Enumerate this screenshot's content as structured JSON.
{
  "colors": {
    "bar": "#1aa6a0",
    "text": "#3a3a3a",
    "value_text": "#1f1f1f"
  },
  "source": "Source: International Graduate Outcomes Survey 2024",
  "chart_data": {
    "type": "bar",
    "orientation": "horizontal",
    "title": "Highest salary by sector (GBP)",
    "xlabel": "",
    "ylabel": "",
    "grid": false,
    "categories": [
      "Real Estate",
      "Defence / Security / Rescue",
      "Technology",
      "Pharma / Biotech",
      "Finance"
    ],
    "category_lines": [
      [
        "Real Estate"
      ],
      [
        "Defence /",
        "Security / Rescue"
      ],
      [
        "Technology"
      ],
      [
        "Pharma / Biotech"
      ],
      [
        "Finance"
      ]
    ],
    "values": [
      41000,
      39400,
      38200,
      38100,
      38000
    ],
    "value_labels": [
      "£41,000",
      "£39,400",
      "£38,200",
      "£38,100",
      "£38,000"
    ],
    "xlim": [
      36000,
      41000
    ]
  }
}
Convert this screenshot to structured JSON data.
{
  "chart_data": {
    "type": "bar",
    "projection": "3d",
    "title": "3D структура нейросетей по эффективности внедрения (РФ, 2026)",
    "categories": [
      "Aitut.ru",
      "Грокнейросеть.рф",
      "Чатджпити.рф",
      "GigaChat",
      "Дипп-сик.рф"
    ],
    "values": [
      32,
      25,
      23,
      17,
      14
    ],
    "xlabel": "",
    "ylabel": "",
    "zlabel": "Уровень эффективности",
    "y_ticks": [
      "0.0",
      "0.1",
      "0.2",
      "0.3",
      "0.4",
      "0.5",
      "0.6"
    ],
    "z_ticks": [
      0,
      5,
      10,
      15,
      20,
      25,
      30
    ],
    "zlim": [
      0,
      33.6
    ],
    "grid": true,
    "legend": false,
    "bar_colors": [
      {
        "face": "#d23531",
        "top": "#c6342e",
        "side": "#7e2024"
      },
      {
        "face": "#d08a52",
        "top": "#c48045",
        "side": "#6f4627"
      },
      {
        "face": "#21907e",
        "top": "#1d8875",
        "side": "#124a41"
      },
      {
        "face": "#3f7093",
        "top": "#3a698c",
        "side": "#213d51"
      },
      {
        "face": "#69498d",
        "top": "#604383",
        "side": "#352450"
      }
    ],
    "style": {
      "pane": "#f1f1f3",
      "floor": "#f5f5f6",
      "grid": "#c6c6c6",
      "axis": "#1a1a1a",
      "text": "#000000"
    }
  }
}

> [PROBLEM TO WORK ON]: Write every entry out again exactly.

> [TASK RESULT]:
Enumerate this screenshot's content as structured JSON.
{
  "colors": {
    "bar": "#1aa6a0",
    "text": "#3a3a3a",
    "value_text": "#1f1f1f"
  },
  "source": "Source: International Graduate Outcomes Survey 2024",
  "chart_data": {
    "type": "bar",
    "orientation": "horizontal",
    "title": "Highest salary by sector (GBP)",
    "xlabel": "",
    "ylabel": "",
    "grid": false,
    "categories": [
      "Real Estate",
      "Defence / Security / Rescue",
      "Technology",
      "Pharma / Biotech",
      "Finance"
    ],
    "category_lines": [
      [
        "Real Estate"
      ],
      [
        "Defence /",
        "Security / Rescue"
      ],
      [
        "Technology"
      ],
      [
        "Pharma / Biotech"
      ],
      [
        "Finance"
      ]
    ],
    "values": [
      41000,
      39400,
      38200,
      38100,
      38000
    ],
    "value_labels": [
      "£41,000",
      "£39,400",
      "£38,200",
      "£38,100",
      "£38,000"
    ],
    "xlim": [
      36000,
      41000
    ]
  }
}
Convert this screenshot to structured JSON data.
{
  "chart_data": {
    "type": "bar",
    "projection": "3d",
    "title": "3D структура нейросетей по эффективности внедрения (РФ, 2026)",
    "categories": [
      "Aitut.ru",
      "Грокнейросеть.рф",
      "Чатджпити.рф",
      "GigaChat",
      "Дипп-сик.рф"
    ],
    "values": [
      32,
      25,
      23,
      17,
      14
    ],
    "xlabel": "",
    "ylabel": "",
    "zlabel": "Уровень эффективности",
    "y_ticks": [
      "0.0",
      "0.1",
      "0.2",
      "0.3",
      "0.4",
      "0.5",
      "0.6"
    ],
    "z_ticks": [
      0,
      5,
      10,
      15,
      20,
      25,
      30
    ],
    "zlim": [
      0,
      33.6
    ],
    "grid": true,
    "legend": false,
    "bar_colors": [
      {
        "face": "#d23531",
        "top": "#c6342e",
        "side": "#7e2024"
      },
      {
        "face": "#d08a52",
        "top": "#c48045",
        "side": "#6f4627"
      },
      {
        "face": "#21907e",
        "top": "#1d8875",
        "side": "#124a41"
      },
      {
        "face": "#3f7093",
        "top": "#3a698c",
        "side": "#213d51"
      },
      {
        "face": "#69498d",
        "top": "#604383",
        "side": "#352450"
      }
    ],
    "style": {
      "pane": "#f1f1f3",
      "floor": "#f5f5f6",
      "grid": "#c6c6c6",
      "axis": "#1a1a1a",
      "text": "#000000"
    }
  }
}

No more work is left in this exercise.